**Task goal**: Return all lines that include the string "ipsos".

Collection entries
═══

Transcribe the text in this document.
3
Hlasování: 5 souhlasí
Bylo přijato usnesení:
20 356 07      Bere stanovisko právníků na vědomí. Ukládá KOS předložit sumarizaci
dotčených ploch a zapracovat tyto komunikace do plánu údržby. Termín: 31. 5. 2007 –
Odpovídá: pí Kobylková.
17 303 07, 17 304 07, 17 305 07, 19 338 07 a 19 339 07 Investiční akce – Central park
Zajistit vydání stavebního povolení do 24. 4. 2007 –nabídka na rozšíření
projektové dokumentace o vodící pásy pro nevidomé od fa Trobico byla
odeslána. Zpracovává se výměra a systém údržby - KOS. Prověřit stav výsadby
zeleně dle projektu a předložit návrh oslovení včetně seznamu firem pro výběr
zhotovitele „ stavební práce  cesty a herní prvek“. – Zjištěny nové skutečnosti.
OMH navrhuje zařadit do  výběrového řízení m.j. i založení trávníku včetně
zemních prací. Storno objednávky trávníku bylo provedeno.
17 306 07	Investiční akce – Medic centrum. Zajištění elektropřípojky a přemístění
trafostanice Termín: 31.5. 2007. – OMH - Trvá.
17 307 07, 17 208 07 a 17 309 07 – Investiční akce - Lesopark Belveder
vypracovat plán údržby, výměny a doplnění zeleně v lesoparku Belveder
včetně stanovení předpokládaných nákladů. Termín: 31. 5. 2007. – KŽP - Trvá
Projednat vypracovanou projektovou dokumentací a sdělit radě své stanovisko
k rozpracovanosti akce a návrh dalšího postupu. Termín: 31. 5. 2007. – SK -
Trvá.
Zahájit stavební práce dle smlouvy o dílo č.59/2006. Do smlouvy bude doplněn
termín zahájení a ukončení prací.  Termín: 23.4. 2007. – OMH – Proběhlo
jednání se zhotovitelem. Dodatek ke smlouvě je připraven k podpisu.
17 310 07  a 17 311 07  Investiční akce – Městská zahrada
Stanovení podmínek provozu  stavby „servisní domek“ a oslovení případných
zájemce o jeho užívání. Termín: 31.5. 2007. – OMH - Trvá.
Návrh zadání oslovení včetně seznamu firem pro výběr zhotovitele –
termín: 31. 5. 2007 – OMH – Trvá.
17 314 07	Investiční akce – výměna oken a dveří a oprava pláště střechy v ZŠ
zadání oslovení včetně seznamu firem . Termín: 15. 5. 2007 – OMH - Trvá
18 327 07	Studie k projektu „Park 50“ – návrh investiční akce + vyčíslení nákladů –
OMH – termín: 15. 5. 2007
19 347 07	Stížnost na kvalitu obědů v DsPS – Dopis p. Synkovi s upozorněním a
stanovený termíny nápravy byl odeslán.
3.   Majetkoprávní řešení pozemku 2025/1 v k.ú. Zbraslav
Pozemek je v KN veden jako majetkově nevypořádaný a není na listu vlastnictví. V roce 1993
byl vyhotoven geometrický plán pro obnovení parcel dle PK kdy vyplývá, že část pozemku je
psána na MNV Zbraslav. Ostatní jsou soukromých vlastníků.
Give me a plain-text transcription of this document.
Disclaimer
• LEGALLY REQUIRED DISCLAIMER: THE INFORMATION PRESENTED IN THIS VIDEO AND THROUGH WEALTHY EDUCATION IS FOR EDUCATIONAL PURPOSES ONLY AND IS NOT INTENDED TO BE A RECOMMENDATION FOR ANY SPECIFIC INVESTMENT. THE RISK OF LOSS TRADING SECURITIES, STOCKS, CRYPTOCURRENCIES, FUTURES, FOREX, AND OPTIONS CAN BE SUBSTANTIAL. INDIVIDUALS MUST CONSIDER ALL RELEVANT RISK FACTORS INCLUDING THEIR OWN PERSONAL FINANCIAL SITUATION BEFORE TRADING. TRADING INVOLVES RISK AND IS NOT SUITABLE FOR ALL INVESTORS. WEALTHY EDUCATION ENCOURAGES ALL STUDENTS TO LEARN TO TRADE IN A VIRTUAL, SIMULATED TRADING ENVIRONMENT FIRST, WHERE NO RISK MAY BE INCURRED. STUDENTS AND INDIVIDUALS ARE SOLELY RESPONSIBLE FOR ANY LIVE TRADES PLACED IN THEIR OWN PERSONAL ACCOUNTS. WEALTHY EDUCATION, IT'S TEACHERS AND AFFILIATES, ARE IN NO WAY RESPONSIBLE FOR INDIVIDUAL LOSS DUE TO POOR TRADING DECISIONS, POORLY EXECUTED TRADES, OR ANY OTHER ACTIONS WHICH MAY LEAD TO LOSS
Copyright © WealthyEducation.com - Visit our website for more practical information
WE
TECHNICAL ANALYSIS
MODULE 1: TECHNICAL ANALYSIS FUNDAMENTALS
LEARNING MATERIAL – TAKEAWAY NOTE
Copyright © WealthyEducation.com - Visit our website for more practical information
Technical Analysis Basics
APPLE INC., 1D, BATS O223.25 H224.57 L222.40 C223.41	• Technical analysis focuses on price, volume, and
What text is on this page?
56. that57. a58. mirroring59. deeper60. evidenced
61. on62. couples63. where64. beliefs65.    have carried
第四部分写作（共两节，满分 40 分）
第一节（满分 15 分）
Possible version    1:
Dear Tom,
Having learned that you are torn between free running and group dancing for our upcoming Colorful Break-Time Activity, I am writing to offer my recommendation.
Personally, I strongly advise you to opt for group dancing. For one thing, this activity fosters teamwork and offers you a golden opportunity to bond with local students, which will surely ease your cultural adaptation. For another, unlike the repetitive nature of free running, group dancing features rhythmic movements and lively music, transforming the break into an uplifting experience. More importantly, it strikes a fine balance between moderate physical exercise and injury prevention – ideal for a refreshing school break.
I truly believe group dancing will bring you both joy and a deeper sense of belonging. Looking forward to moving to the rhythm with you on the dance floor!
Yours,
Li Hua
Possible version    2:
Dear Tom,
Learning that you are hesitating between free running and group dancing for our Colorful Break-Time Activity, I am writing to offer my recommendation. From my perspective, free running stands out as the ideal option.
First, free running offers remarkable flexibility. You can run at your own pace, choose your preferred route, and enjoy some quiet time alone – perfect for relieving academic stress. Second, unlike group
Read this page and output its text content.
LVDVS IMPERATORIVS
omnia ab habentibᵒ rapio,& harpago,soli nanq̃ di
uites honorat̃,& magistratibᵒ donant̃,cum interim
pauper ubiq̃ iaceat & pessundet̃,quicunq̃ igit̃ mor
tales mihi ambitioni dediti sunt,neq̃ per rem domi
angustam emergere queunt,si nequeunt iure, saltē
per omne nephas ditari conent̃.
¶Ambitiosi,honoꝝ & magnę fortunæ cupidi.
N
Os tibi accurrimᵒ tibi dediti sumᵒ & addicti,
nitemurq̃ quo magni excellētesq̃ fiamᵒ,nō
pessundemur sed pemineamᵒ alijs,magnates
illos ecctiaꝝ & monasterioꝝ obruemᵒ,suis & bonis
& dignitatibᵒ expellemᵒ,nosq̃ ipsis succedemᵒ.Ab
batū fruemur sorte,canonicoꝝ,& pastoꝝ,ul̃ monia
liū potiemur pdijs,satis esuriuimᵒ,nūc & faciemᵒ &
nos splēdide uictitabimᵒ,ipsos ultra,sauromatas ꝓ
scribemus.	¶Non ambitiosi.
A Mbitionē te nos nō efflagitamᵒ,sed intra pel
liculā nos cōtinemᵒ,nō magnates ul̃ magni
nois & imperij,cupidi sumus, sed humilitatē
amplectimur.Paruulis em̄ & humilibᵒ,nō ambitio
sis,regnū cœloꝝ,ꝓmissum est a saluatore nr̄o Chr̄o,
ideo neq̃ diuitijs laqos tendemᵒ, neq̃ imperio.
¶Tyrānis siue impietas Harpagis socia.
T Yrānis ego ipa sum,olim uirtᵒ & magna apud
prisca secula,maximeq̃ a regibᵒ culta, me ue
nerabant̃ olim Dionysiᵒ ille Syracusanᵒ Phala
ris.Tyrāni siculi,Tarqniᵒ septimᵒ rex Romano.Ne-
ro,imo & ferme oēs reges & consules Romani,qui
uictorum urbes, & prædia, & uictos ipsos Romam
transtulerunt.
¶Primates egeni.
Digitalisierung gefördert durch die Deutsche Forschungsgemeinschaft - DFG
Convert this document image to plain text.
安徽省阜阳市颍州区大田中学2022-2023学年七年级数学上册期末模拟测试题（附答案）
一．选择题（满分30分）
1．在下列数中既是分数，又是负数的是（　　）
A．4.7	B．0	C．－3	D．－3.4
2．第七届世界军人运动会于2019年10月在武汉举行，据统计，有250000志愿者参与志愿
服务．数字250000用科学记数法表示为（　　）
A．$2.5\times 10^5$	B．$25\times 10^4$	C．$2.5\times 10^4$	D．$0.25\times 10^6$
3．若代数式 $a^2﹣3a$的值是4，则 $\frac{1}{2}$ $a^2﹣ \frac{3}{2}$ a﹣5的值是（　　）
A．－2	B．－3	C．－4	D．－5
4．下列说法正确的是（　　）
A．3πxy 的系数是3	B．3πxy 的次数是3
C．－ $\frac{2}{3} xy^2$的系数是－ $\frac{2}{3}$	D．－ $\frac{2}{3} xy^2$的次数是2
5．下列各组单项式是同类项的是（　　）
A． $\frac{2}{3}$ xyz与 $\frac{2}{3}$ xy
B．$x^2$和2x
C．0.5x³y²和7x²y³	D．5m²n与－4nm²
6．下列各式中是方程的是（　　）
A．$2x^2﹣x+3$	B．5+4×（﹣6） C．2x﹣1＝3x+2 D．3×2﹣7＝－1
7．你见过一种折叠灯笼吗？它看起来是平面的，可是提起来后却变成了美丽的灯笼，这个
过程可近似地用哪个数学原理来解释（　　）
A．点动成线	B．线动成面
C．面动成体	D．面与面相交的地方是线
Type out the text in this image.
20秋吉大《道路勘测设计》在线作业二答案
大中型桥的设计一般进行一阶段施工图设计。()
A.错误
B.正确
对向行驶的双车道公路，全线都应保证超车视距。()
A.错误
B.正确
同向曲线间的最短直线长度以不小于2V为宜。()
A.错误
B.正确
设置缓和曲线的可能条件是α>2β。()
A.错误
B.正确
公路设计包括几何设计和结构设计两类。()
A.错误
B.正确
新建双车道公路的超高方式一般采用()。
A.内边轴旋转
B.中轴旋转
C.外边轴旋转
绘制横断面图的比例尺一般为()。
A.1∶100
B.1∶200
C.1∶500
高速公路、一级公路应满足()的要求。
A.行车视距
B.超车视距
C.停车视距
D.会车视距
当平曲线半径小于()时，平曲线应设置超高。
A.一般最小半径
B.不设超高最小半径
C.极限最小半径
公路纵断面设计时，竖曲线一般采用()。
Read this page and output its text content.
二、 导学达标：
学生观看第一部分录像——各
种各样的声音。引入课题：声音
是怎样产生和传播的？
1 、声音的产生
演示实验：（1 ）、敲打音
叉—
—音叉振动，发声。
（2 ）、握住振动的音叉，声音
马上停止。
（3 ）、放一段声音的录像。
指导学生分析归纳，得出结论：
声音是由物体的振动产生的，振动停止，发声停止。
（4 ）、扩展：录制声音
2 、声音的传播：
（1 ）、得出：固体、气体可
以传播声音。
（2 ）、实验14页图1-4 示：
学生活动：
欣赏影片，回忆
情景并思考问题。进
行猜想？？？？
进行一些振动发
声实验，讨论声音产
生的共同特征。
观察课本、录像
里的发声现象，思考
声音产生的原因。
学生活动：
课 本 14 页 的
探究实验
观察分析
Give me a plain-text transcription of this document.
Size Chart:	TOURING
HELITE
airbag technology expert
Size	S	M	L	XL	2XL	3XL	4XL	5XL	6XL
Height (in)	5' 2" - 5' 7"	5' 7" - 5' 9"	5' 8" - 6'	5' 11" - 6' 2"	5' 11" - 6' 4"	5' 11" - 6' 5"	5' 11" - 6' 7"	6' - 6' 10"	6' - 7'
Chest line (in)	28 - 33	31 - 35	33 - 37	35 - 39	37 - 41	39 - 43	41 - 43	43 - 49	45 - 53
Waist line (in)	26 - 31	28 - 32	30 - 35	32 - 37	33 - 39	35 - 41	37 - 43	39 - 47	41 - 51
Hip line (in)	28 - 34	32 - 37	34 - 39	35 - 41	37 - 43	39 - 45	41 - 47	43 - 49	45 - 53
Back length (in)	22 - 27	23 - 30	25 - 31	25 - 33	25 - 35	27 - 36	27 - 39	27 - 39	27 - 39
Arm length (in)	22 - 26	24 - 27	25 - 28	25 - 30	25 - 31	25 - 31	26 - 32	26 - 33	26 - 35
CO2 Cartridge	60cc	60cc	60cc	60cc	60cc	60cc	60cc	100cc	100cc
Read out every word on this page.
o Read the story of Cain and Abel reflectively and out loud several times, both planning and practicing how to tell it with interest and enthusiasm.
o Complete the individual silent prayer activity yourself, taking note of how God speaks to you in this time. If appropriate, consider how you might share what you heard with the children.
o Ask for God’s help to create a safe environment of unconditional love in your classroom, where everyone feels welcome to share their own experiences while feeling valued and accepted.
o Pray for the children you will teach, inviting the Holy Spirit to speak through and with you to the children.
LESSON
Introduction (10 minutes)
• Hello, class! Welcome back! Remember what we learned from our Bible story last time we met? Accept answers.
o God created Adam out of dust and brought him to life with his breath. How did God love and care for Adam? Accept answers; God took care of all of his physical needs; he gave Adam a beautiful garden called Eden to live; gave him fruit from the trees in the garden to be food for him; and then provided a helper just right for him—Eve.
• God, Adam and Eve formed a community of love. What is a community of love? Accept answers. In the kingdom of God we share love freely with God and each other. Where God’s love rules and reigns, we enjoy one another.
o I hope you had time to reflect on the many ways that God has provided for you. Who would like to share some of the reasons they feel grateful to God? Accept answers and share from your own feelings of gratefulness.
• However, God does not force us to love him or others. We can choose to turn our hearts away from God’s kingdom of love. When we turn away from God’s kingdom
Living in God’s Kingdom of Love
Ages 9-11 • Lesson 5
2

═══

**Written response**:
nos splēdide uictitabimᵒ,ipsos ultra,sauromatas ꝓ
uictorum urbes, & prædia, & uictos ipsos Romam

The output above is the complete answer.